**Work to complete**
Repeat all the records exactly, omitting pictures.

Start

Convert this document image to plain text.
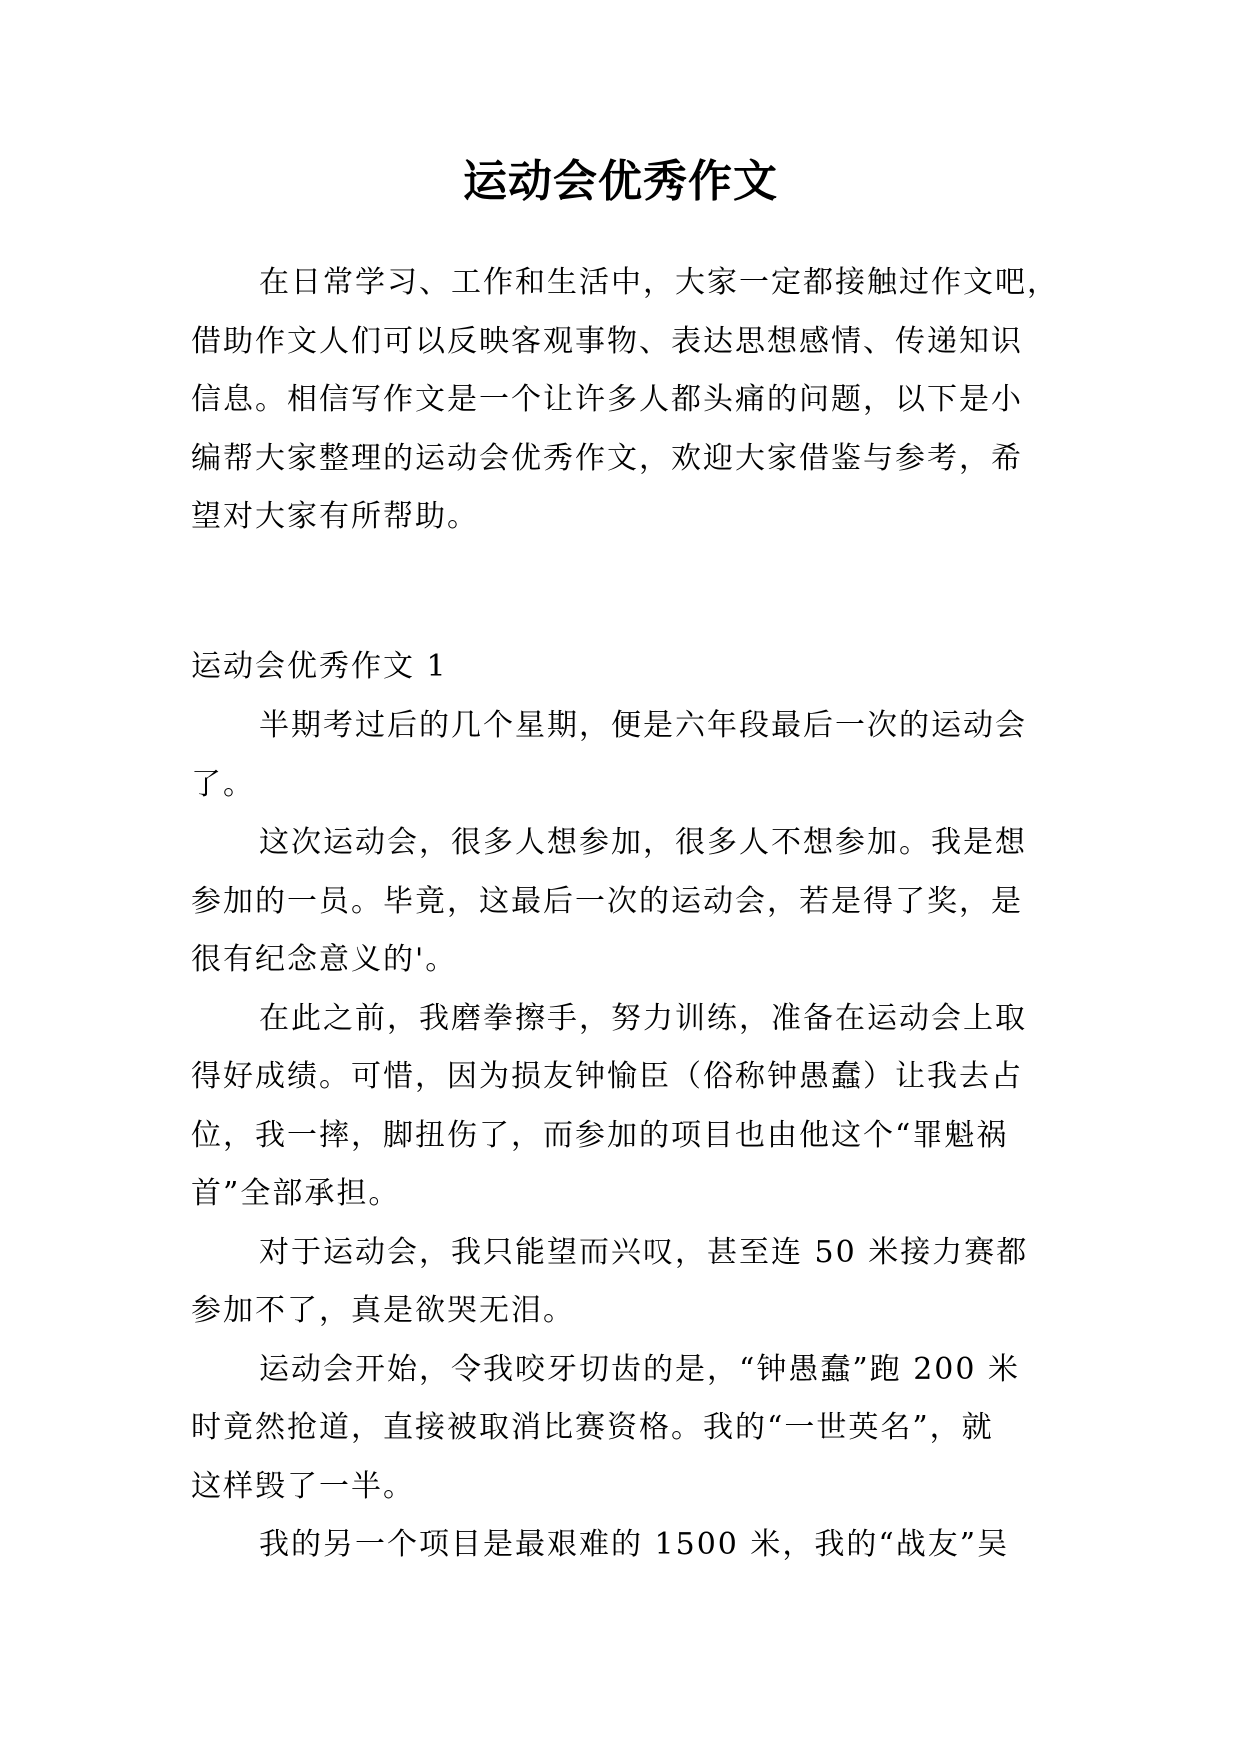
运动会优秀作文
在日常学习、工作和生活中，大家一定都接触过作文吧，
借助作文人们可以反映客观事物、表达思想感情、传递知识
信息。相信写作文是一个让许多人都头痛的问题，以下是小
编帮大家整理的运动会优秀作文，欢迎大家借鉴与参考，希
望对大家有所帮助。
运动会优秀作文 1
半期考过后的几个星期，便是六年段最后一次的运动会
了。
这次运动会，很多人想参加，很多人不想参加。我是想
参加的一员。毕竟，这最后一次的运动会，若是得了奖，是
很有纪念意义的'。
在此之前，我磨拳擦手，努力训练，准备在运动会上取
得好成绩。可惜，因为损友钟愉臣（俗称钟愚蠢）让我去占
位，我一摔，脚扭伤了，而参加的项目也由他这个“罪魁祸
首”全部承担。
对于运动会，我只能望而兴叹，甚至连 50 米接力赛都
参加不了，真是欲哭无泪。
运动会开始，令我咬牙切齿的是，“钟愚蠢”跑 200 米
时竟然抢道，直接被取消比赛资格。我的“一世英名”，就
这样毁了一半。
我的另一个项目是最艰难的 1500 米，我的“战友”吴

End

**Complete output**
Convert this document image to plain text.
运动会优秀作文
在日常学习、工作和生活中，大家一定都接触过作文吧，
借助作文人们可以反映客观事物、表达思想感情、传递知识
信息。相信写作文是一个让许多人都头痛的问题，以下是小
编帮大家整理的运动会优秀作文，欢迎大家借鉴与参考，希
望对大家有所帮助。
运动会优秀作文 1
半期考过后的几个星期，便是六年段最后一次的运动会
了。
这次运动会，很多人想参加，很多人不想参加。我是想
参加的一员。毕竟，这最后一次的运动会，若是得了奖，是
很有纪念意义的'。
在此之前，我磨拳擦手，努力训练，准备在运动会上取
得好成绩。可惜，因为损友钟愉臣（俗称钟愚蠢）让我去占
位，我一摔，脚扭伤了，而参加的项目也由他这个“罪魁祸
首”全部承担。
对于运动会，我只能望而兴叹，甚至连 50 米接力赛都
参加不了，真是欲哭无泪。
运动会开始，令我咬牙切齿的是，“钟愚蠢”跑 200 米
时竟然抢道，直接被取消比赛资格。我的“一世英名”，就
这样毁了一半。
我的另一个项目是最艰难的 1500 米，我的“战友”吴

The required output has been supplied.